--- Start ---

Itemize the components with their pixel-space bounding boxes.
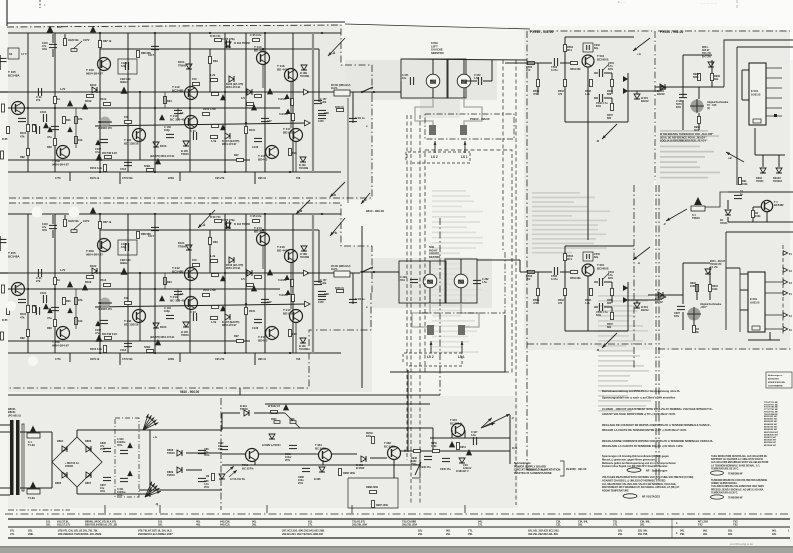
extra cap b (ch2) [35, 307, 37, 315]
svg-text:29.2%: 29.2% [331, 269, 337, 271]
svg-text:D804: D804 [57, 439, 64, 443]
dash-dot bottom border 901 [658, 348, 793, 350]
svg-text:R,30: R,30 [512, 447, 518, 450]
svg-text:1.5u: 1.5u [474, 77, 479, 80]
svg-text:10k: 10k [78, 319, 83, 323]
extra resistor d (ch1) [237, 159, 244, 162]
zener TR04Z [705, 269, 711, 274]
triangle ps a [283, 404, 289, 410]
terminal block LS1 upper [460, 125, 467, 135]
inductor L box (ch2) [334, 271, 350, 277]
svg-text:T7L: T7L [468, 529, 473, 533]
resistor R131 (ch1) [245, 127, 248, 134]
diode D809 [177, 467, 182, 473]
svg-text:B504/809 967: B504/809 967 [764, 423, 778, 426]
svg-text:C105 270p: C105 270p [222, 218, 235, 222]
resistor R154 (ch2) [203, 294, 210, 297]
capacitor C506 T 501 [598, 94, 600, 102]
IC E501 [749, 63, 766, 125]
transistor T 110 (ch1) [185, 116, 198, 129]
svg-text:C779 52k: C779 52k [122, 177, 133, 180]
resistor R150 (ch1) [337, 109, 344, 112]
cap bottom b (ch2) [124, 342, 132, 344]
capacitor C901 [679, 93, 687, 95]
svg-text:CON RISERVA: CON RISERVA [768, 385, 783, 388]
resistor R504 T 501 [564, 45, 567, 52]
svg-text:1/V: 1/V [241, 277, 245, 281]
svg-text:29L: 29L [158, 523, 163, 527]
svg-text:3.3u: 3.3u [471, 434, 476, 437]
svg-text:1u: 1u [740, 193, 743, 196]
table dash-dot rule [5, 513, 790, 515]
svg-text:C779 52k: C779 52k [122, 358, 133, 361]
table tick marks [671, 519, 673, 538]
wire X vertical [407, 370, 409, 452]
svg-text:D805: D805 [55, 481, 62, 485]
svg-text:TR040B: TR040B [300, 256, 309, 259]
wire ch2 to ps [239, 388, 241, 395]
svg-text:R83: R83 [47, 145, 52, 149]
wire vertical 7 (ch2) [245, 214, 247, 353]
svg-text:90L: 90L [772, 529, 777, 533]
svg-text:9654-172.91: 9654-172.91 [226, 266, 241, 270]
svg-text:12 V0.011 5G: 12 V0.011 5G [230, 478, 245, 481]
svg-text:9654-172.97: 9654-172.97 [222, 323, 237, 327]
wire vertical 2 (ch1) [99, 33, 101, 172]
svg-text:TENSIONI MISURATE CON VOLTMETR: TENSIONI MISURATE CON VOLTMETRO GRUNDIG [711, 479, 767, 482]
block separator double dash-dot [633, 185, 635, 370]
wire ps top rail [222, 412, 240, 414]
svg-text:47u: 47u [95, 331, 100, 335]
svg-text:R112: R112 [100, 278, 107, 282]
wire diodes up [762, 155, 764, 167]
inductor L box (ch1) [334, 90, 350, 96]
wire top supply rail (ch2) [8, 213, 341, 215]
resistor R951 [457, 443, 460, 450]
extra triangle f (ch2) [43, 303, 49, 309]
svg-text:D5 901 (9650-92.2): D5 901 (9650-92.2) [331, 85, 351, 87]
svg-text:BC548A: BC548A [8, 74, 20, 78]
elcap box dashdot [115, 418, 139, 497]
wire vertical short b (ch2) [209, 230, 211, 273]
svg-text:R97: R97 [234, 334, 239, 338]
svg-text:T1.6A: T1.6A [28, 443, 35, 447]
diode D808 [177, 450, 182, 456]
wire bridge bottom [76, 487, 78, 494]
resistor R123 (ch1) [211, 79, 218, 82]
resistor R810 [212, 474, 215, 481]
svg-text:TRA: TRA [400, 279, 405, 282]
capacitor C940 [120, 449, 128, 451]
svg-text:R150 10: R150 10 [335, 288, 345, 290]
transistor T983 [388, 447, 401, 460]
svg-text:27L: 27L [308, 523, 313, 527]
svg-text:94L: 94L [680, 529, 685, 533]
svg-text:D103: D103 [160, 325, 167, 329]
svg-text:C 94: C 94 [190, 310, 196, 314]
svg-text:C 151 1u: C 151 1u [355, 299, 365, 301]
svg-text:27L: 27L [478, 523, 483, 527]
wire ps vertical right [509, 438, 511, 464]
capacitor C94 (ch2) [192, 313, 194, 321]
svg-text:BC 548B: BC 548B [384, 444, 395, 448]
wire ps net1 [222, 453, 245, 455]
svg-text:529Ω: 529Ω [144, 345, 150, 349]
diode D10B (ch2) [301, 246, 307, 251]
svg-text:. . . . . . . . . . . . .: . . . . . . . . . . . . . [700, 2, 717, 5]
svg-text:W 8102 AT: W 8102 AT [268, 405, 281, 408]
svg-text:DESTRO: DESTRO [429, 255, 440, 259]
svg-text:(1): (1) [707, 107, 710, 110]
svg-text:C117: C117 [148, 53, 155, 57]
wire vertical partial c (ch1) [318, 49, 320, 102]
svg-text:C 94: C 94 [190, 129, 196, 133]
svg-text:MODIFICATIONS: MODIFICATIONS [768, 381, 785, 384]
svg-text:B4212: B4212 [641, 99, 649, 103]
capacitor C502 box T 601 [583, 252, 593, 261]
svg-text:C95 279: C95 279 [215, 177, 225, 180]
svg-text:BD442: BD442 [258, 339, 268, 343]
arrow -A ch2 [198, 210, 215, 228]
diode D103 (ch2) [153, 323, 159, 328]
resistor R152 (ch2) [104, 346, 107, 353]
transistor T 213 (ch2) [185, 297, 198, 310]
dash-dot box conn lower [422, 250, 505, 313]
svg-text:TR040: TR040 [167, 473, 175, 477]
svg-text:40%: 40% [100, 490, 106, 493]
wire 901 in [655, 86, 683, 88]
svg-text:27L: 27L [613, 523, 618, 527]
resistor R502 T 501 [564, 80, 567, 87]
svg-text:TR060: TR060 [178, 63, 187, 67]
resistor R143 (ch1) [247, 103, 254, 106]
wire long vertical a [347, 98, 349, 203]
svg-text:BC 328-40: BC 328-40 [170, 118, 185, 122]
svg-text:9654-172.91: 9654-172.91 [226, 85, 241, 89]
svg-text:Δ D982 a-TR044: Δ D982 a-TR044 [262, 444, 281, 447]
diode D164 (ch2) [225, 223, 231, 228]
wire T1 net [705, 192, 728, 207]
svg-text:R131: R131 [249, 309, 256, 313]
svg-text:NF VOLTAGES: NF VOLTAGES [642, 495, 660, 499]
capacitor C500 T 501 [553, 58, 555, 66]
wire vertical 5 (ch2) [189, 214, 191, 353]
svg-text:96 k: 96 k [567, 48, 573, 52]
svg-text:R900: R900 [271, 419, 277, 421]
transistor T 108 (ch1) [57, 146, 70, 159]
speaker box outline upper 2 [447, 59, 466, 98]
resistor R123 (ch2) [211, 260, 218, 263]
svg-text:24/7V: 24/7V [83, 39, 90, 42]
svg-text:R117/W 0.22: R117/W 0.22 [102, 332, 117, 336]
svg-text:925Ω: 925Ω [168, 177, 174, 180]
power dash-dot vertical 2 [439, 218, 441, 395]
resistor R507 T 601 [611, 313, 614, 320]
wire vertical 6 (ch2) [224, 214, 226, 353]
bridge rectifier outline [52, 437, 102, 487]
transistor T 212 (ch2) [185, 268, 198, 281]
sub box [348, 478, 398, 508]
resistor R604 [709, 285, 712, 292]
resistor R133 (ch1) [255, 95, 262, 98]
resistor R117 (ch1) [105, 156, 112, 159]
resistor R107 (ch1) [75, 137, 78, 144]
svg-text:R63: R63 [213, 59, 218, 63]
wire mid rail (ch1) [8, 91, 307, 93]
cap C117 (ch2) [151, 226, 159, 228]
svg-text:PRESSO, SENZA SEGNALE, AD (NF): PRESSO, SENZA SEGNALE, AD (NF) E AD UNA [711, 488, 764, 491]
diode D103 (ch1) [153, 142, 159, 147]
svg-text:BD442: BD442 [258, 158, 268, 162]
dash-dot box conn upper [425, 114, 514, 139]
transistor T 111 (ch1) [133, 129, 146, 142]
svg-text:1.5k: 1.5k [211, 320, 217, 324]
svg-text:9V.9030 - 091.00: 9V.9030 - 091.00 [566, 467, 587, 471]
capacitor C502 box T 501 [583, 43, 593, 52]
svg-text:D 984 B7 V: D 984 B7 V [456, 470, 469, 473]
svg-text:R154 1.5M: R154 1.5M [203, 107, 216, 111]
svg-text:R96 44: R96 44 [258, 358, 267, 361]
diode D102 (ch2) [92, 268, 97, 274]
wire emitter T 501 [587, 67, 589, 122]
capacitor C101 (ch1) [42, 114, 44, 122]
resistor R986 [339, 469, 342, 476]
diode B501 input [660, 84, 665, 90]
svg-text:R87 1k: R87 1k [103, 220, 112, 224]
resistor R905 [698, 117, 701, 124]
capacitor C201 [410, 278, 418, 280]
svg-text:100p: 100p [164, 128, 170, 132]
svg-text:T92: T92 [698, 523, 703, 527]
svg-text:C117: C117 [148, 234, 155, 238]
diode D1 [725, 210, 731, 215]
wire transformer out2 [20, 487, 52, 489]
svg-text:92L: 92L [728, 532, 733, 536]
LS2 terminal lower [430, 341, 432, 353]
cap input (ch1) [37, 88, 39, 96]
wire rail 4 (ch2) [8, 288, 280, 290]
svg-text:R87: R87 [57, 25, 62, 29]
svg-text:C97: C97 [267, 119, 272, 123]
capacitor C808 [198, 449, 206, 451]
capacitor C120 box (ch2) [118, 240, 137, 255]
extra resistor e (ch1) [289, 149, 292, 156]
LS1 terminal lower [461, 341, 463, 353]
svg-text:BC 557%: BC 557% [242, 466, 254, 470]
fuse Si802 [29, 482, 36, 489]
svg-text:B 0560: B 0560 [356, 466, 365, 470]
svg-text:39kHz: 39kHz [120, 80, 128, 84]
white punch hole d [28, 356, 38, 366]
resistor R506 T 501 [611, 80, 614, 87]
block 501 bottom dashdot [527, 343, 652, 345]
extra resistor c (ch2) [27, 330, 30, 337]
svg-text:9810 - 906.00: 9810 - 906.00 [180, 390, 200, 394]
svg-text:R179 1k: R179 1k [90, 358, 100, 361]
svg-text:220k: 220k [366, 436, 372, 438]
extra cap c (ch2) [261, 298, 269, 300]
svg-text:B512/99 967: B512/99 967 [764, 445, 777, 447]
resistor R117 (ch2) [105, 337, 112, 340]
resistor R89 bottom (ch1) [147, 169, 154, 172]
svg-text:R82: R82 [20, 336, 25, 340]
resistor R131 (ch2) [245, 308, 248, 315]
triangle left2 (ch1) [67, 100, 73, 106]
wire ps bottom rail [222, 464, 420, 466]
svg-text:9654-264 67: 9654-264 67 [52, 163, 69, 167]
svg-text:CLOSED - CIRCUIT ADJUSTMENT: CLOSED - CIRCUIT ADJUSTMENT WITH R556.2%… [602, 407, 713, 411]
wire vertical 4 (ch1) [154, 33, 156, 172]
svg-text:BC548 B: BC548 B [597, 266, 609, 270]
IC E501 left pins [742, 69, 749, 71]
svg-text:94L/C2L: 94L/C2L [220, 523, 231, 527]
wire emitter T 601 [587, 276, 589, 331]
svg-text:SOGLIA DI RIFERIMENTO PER „REA: SOGLIA DI RIFERIMENTO PER „READY“ [660, 140, 708, 143]
extra resistor e (ch2) [289, 330, 292, 337]
diode B601 input [658, 292, 663, 298]
svg-text:6.8p: 6.8p [121, 64, 127, 68]
capacitor C151 (ch2) [349, 298, 357, 300]
diode D106 (ch2) [229, 257, 234, 263]
svg-text:C940: C940 [218, 442, 224, 445]
speaker box outline upper [401, 59, 448, 98]
white punch hole a [32, 207, 43, 218]
svg-text:PIASTRA DI ALIMENTAZIONE: PIASTRA DI ALIMENTAZIONE [514, 471, 552, 475]
resistor R127 (ch1) [212, 125, 219, 128]
wire NF feedback top [401, 59, 527, 60]
svg-text:R109: R109 [85, 99, 92, 103]
svg-text:R152 3.3k: R152 3.3k [90, 347, 102, 351]
svg-text:TR060: TR060 [178, 244, 187, 248]
wire ps out rail [400, 450, 510, 452]
output triangle lower (ch2) [305, 301, 311, 307]
svg-text:TR034: TR034 [756, 180, 764, 183]
resistor R948 [414, 450, 421, 453]
ghost text area center box [432, 190, 483, 353]
svg-text:PX910 - 496.00: PX910 - 496.00 [470, 117, 490, 121]
wire 601 input lower [477, 259, 520, 261]
resistor R109 (ch1) [87, 95, 94, 98]
extra diode e (ch2) [247, 270, 252, 276]
svg-text:63%: 63% [676, 106, 682, 109]
capacitor C601 [677, 305, 685, 307]
capacitor C94 (ch1) [192, 132, 194, 140]
diode B983 [361, 456, 366, 462]
left input components (ch2) [7, 308, 10, 315]
svg-text:C 95 2.2u: C 95 2.2u [250, 214, 262, 218]
wire vertical 7 (ch1) [245, 33, 247, 172]
svg-text:0.47u: 0.47u [551, 68, 558, 72]
svg-text:D103: D103 [160, 144, 167, 148]
LS2 terminal upper [434, 141, 436, 153]
arrow fan upper [143, 423, 158, 430]
resistor base T 501 [571, 62, 578, 65]
svg-text:C101: C101 [40, 291, 47, 295]
svg-text:25%~: 25%~ [411, 463, 418, 466]
svg-text:680: 680 [607, 326, 612, 329]
capacitor C101 (ch2) [42, 295, 44, 303]
svg-text:(10MΩ) VERSO MASSA.: (10MΩ) VERSO MASSA. [711, 482, 738, 485]
svg-text:97k: 97k [78, 117, 83, 121]
capacitor C972 [477, 77, 479, 85]
shaded channel-1 board region [8, 24, 372, 200]
dash-dot bottom border 501 [527, 469, 545, 471]
diode D107 (ch2) [225, 314, 230, 320]
svg-text:29L P9L: 29L P9L [638, 532, 648, 536]
svg-text:150: 150 [192, 258, 197, 262]
wire vertical 8 (ch2) [264, 214, 266, 353]
triangle top-left [46, 26, 53, 33]
resistor R129 (ch2) [211, 317, 218, 320]
svg-text:680: 680 [607, 117, 612, 120]
diode D102 (ch1) [92, 87, 97, 93]
out junction arrows T 501 [623, 76, 628, 82]
top bias resistor R119 (ch2) [209, 238, 212, 245]
svg-text:D 164 TR060: D 164 TR060 [234, 222, 250, 226]
svg-text:196k: 196k [431, 445, 437, 448]
svg-text:100k: 100k [742, 183, 748, 186]
transistor T 216 (ch2) [285, 250, 298, 263]
svg-text:90L: 90L [703, 532, 708, 536]
svg-text:C136: C136 [252, 326, 259, 330]
wire vertical 2 (ch2) [99, 214, 101, 353]
svg-text:470: 470 [558, 302, 563, 305]
svg-text:150: 150 [526, 277, 531, 281]
resistor R508 T 601 [590, 289, 593, 296]
svg-text:680: 680 [607, 93, 612, 96]
wire vertical short b (ch1) [209, 49, 211, 92]
bridge diode D804 [62, 446, 67, 452]
arrow +b ch2 [330, 218, 345, 236]
svg-text:47k: 47k [20, 134, 25, 138]
loudspeaker LS2 lower [423, 274, 437, 288]
svg-text:10u: 10u [402, 77, 407, 80]
top-left box [8, 48, 19, 59]
svg-text:24/7V: 24/7V [83, 220, 90, 223]
bracket power board [560, 461, 564, 476]
svg-text:C150: C150 [318, 302, 324, 304]
svg-text:25%: 25% [298, 482, 304, 485]
dashed cable lower [403, 353, 462, 362]
svg-text:C945 47u: C945 47u [440, 468, 451, 471]
IC E501 right pins [766, 68, 782, 117]
svg-text:REGLER LA CHUTE DE TENSION: REGLER LA CHUTE DE TENSION ENTRE ◁ ET ◁ … [602, 428, 687, 432]
white punch hole c [6, 301, 16, 311]
channel-1 dash-dot border [7, 25, 372, 95]
resistor R154 (ch1) [203, 113, 210, 116]
svg-text:40%: 40% [42, 48, 48, 51]
output triangle upper (ch1) [304, 89, 310, 95]
extra resistor d (ch2) [237, 340, 244, 343]
svg-text:NF - Spannungen: NF - Spannungen [646, 469, 668, 473]
resistor R2 [752, 211, 755, 218]
svg-text:TR040: TR040 [181, 333, 189, 337]
wire top rail T 601 [565, 245, 634, 247]
diode D502 [760, 168, 766, 173]
svg-text:C 151 1u: C 151 1u [355, 118, 365, 120]
svg-text:49L: 49L [196, 523, 201, 527]
shaded speaker region lower [372, 258, 492, 308]
dashed vertical pair [406, 115, 408, 460]
svg-text:D5 901 (9650-92.2): D5 901 (9650-92.2) [331, 266, 351, 268]
adjust screw blob [691, 100, 704, 113]
resistor R120 (ch1) [215, 39, 222, 42]
wire rail 4 (ch1) [8, 107, 280, 109]
switch lower [362, 267, 373, 272]
svg-text:470: 470 [558, 93, 563, 96]
svg-text:R91: R91 [66, 118, 71, 122]
wire vertical 1 (ch1) [54, 33, 56, 172]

--- End ---

Reproduce the lines starting at the one containing "extra cap b (ch2) [35, 307, 37, 315]" and ending at the one containing "svg-text:47u: 47u [95, 331, 100, 335]", including both.

extra cap b (ch2) [35, 307, 37, 315]
svg-text:29.2%: 29.2% [331, 269, 337, 271]
svg-text:D804: D804 [57, 439, 64, 443]
dash-dot bottom border 901 [658, 348, 793, 350]
svg-text:R,30: R,30 [512, 447, 518, 450]
svg-text:1.5u: 1.5u [474, 77, 479, 80]
svg-text:10k: 10k [78, 319, 83, 323]
extra resistor d (ch1) [237, 159, 244, 162]
zener TR04Z [705, 269, 711, 274]
triangle ps a [283, 404, 289, 410]
terminal block LS1 upper [460, 125, 467, 135]
inductor L box (ch2) [334, 271, 350, 277]
svg-text:T7L: T7L [468, 529, 473, 533]
resistor R131 (ch1) [245, 127, 248, 134]
diode D809 [177, 467, 182, 473]
svg-text:B504/809 967: B504/809 967 [764, 423, 778, 426]
svg-text:C105 270p: C105 270p [222, 218, 235, 222]
resistor R154 (ch2) [203, 294, 210, 297]
capacitor C506 T 501 [598, 94, 600, 102]
IC E501 [749, 63, 766, 125]
transistor T 110 (ch1) [185, 116, 198, 129]
svg-text:C779 52k: C779 52k [122, 177, 133, 180]
resistor R150 (ch1) [337, 109, 344, 112]
cap bottom b (ch2) [124, 342, 132, 344]
capacitor C901 [679, 93, 687, 95]
svg-text:CON RISERVA: CON RISERVA [768, 385, 783, 388]
resistor R504 T 501 [564, 45, 567, 52]
svg-text:1/V: 1/V [241, 277, 245, 281]
svg-text:29L: 29L [158, 523, 163, 527]
svg-text:3.3u: 3.3u [471, 434, 476, 437]
svg-text:1u: 1u [740, 193, 743, 196]
table dash-dot rule [5, 513, 790, 515]
svg-text:C779 52k: C779 52k [122, 358, 133, 361]
table tick marks [671, 519, 673, 538]
wire X vertical [407, 370, 409, 452]
svg-text:D805: D805 [55, 481, 62, 485]
svg-text:TR040B: TR040B [300, 256, 309, 259]
wire ch2 to ps [239, 388, 241, 395]
svg-text:R83: R83 [47, 145, 52, 149]
wire vertical 7 (ch2) [245, 214, 247, 353]
svg-text:90L: 90L [772, 529, 777, 533]
svg-text:9654-172.91: 9654-172.91 [226, 266, 241, 270]
svg-text:12 V0.011 5G: 12 V0.011 5G [230, 478, 245, 481]
svg-text:9654-172.97: 9654-172.97 [222, 323, 237, 327]
wire vertical 2 (ch1) [99, 33, 101, 172]
svg-text:TENSIONI MISURATE CON VOLTMETR: TENSIONI MISURATE CON VOLTMETRO GRUNDIG [711, 479, 767, 482]
block separator double dash-dot [633, 185, 635, 370]
wire ps top rail [222, 412, 240, 414]
svg-text:47u: 47u [95, 331, 100, 335]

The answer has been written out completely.